Saved entries —
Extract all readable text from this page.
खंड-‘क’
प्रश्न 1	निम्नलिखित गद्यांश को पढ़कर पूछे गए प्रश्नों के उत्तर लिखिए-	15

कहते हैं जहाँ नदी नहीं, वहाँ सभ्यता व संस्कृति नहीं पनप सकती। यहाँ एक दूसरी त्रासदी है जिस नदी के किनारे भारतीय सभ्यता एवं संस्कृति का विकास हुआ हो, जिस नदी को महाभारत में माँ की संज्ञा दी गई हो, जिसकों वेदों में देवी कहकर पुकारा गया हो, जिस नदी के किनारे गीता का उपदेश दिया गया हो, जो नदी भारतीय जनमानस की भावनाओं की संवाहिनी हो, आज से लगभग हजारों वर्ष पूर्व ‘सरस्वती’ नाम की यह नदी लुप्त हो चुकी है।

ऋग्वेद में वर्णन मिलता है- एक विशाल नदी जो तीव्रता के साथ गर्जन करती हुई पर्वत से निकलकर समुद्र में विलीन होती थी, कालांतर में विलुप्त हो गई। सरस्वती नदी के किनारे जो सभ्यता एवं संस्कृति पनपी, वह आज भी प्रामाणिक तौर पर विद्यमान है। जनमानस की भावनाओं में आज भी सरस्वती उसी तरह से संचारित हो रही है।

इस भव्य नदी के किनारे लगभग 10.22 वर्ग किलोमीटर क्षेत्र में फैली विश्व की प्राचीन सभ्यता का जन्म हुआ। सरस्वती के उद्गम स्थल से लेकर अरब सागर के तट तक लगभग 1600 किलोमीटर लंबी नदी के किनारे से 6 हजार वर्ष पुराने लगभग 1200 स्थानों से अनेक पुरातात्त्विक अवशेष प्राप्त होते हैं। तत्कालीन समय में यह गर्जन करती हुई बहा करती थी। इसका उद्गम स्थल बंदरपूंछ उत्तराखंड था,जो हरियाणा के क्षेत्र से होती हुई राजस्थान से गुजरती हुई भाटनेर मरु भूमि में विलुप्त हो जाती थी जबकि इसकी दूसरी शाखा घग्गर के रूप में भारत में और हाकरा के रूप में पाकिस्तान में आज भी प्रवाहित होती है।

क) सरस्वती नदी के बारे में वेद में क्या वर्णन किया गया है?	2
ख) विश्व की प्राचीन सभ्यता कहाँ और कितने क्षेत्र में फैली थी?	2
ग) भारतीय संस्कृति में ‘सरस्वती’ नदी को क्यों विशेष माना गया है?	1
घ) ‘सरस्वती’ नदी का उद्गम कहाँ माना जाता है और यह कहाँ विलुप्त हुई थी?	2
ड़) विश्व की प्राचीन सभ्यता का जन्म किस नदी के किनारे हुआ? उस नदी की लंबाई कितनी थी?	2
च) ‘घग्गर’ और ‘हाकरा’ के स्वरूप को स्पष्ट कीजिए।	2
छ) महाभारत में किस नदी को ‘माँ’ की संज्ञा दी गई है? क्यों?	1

Directions for this task — Copy out each line above, character for character.

Written answer —
Extract all readable text from this page.
खंड-‘क’
प्रश्न 1	निम्नलिखित गद्यांश को पढ़कर पूछे गए प्रश्नों के उत्तर लिखिए-	15

कहते हैं जहाँ नदी नहीं, वहाँ सभ्यता व संस्कृति नहीं पनप सकती। यहाँ एक दूसरी त्रासदी है जिस नदी के किनारे भारतीय सभ्यता एवं संस्कृति का विकास हुआ हो, जिस नदी को महाभारत में माँ की संज्ञा दी गई हो, जिसकों वेदों में देवी कहकर पुकारा गया हो, जिस नदी के किनारे गीता का उपदेश दिया गया हो, जो नदी भारतीय जनमानस की भावनाओं की संवाहिनी हो, आज से लगभग हजारों वर्ष पूर्व ‘सरस्वती’ नाम की यह नदी लुप्त हो चुकी है।

ऋग्वेद में वर्णन मिलता है- एक विशाल नदी जो तीव्रता के साथ गर्जन करती हुई पर्वत से निकलकर समुद्र में विलीन होती थी, कालांतर में विलुप्त हो गई। सरस्वती नदी के किनारे जो सभ्यता एवं संस्कृति पनपी, वह आज भी प्रामाणिक तौर पर विद्यमान है। जनमानस की भावनाओं में आज भी सरस्वती उसी तरह से संचारित हो रही है।

इस भव्य नदी के किनारे लगभग 10.22 वर्ग किलोमीटर क्षेत्र में फैली विश्व की प्राचीन सभ्यता का जन्म हुआ। सरस्वती के उद्गम स्थल से लेकर अरब सागर के तट तक लगभग 1600 किलोमीटर लंबी नदी के किनारे से 6 हजार वर्ष पुराने लगभग 1200 स्थानों से अनेक पुरातात्त्विक अवशेष प्राप्त होते हैं। तत्कालीन समय में यह गर्जन करती हुई बहा करती थी। इसका उद्गम स्थल बंदरपूंछ उत्तराखंड था,जो हरियाणा के क्षेत्र से होती हुई राजस्थान से गुजरती हुई भाटनेर मरु भूमि में विलुप्त हो जाती थी जबकि इसकी दूसरी शाखा घग्गर के रूप में भारत में और हाकरा के रूप में पाकिस्तान में आज भी प्रवाहित होती है।

क) सरस्वती नदी के बारे में वेद में क्या वर्णन किया गया है?	2
ख) विश्व की प्राचीन सभ्यता कहाँ और कितने क्षेत्र में फैली थी?	2
ग) भारतीय संस्कृति में ‘सरस्वती’ नदी को क्यों विशेष माना गया है?	1
घ) ‘सरस्वती’ नदी का उद्गम कहाँ माना जाता है और यह कहाँ विलुप्त हुई थी?	2
ड़) विश्व की प्राचीन सभ्यता का जन्म किस नदी के किनारे हुआ? उस नदी की लंबाई कितनी थी?	2
च) ‘घग्गर’ और ‘हाकरा’ के स्वरूप को स्पष्ट कीजिए।	2
छ) महाभारत में किस नदी को ‘माँ’ की संज्ञा दी गई है? क्यों?	1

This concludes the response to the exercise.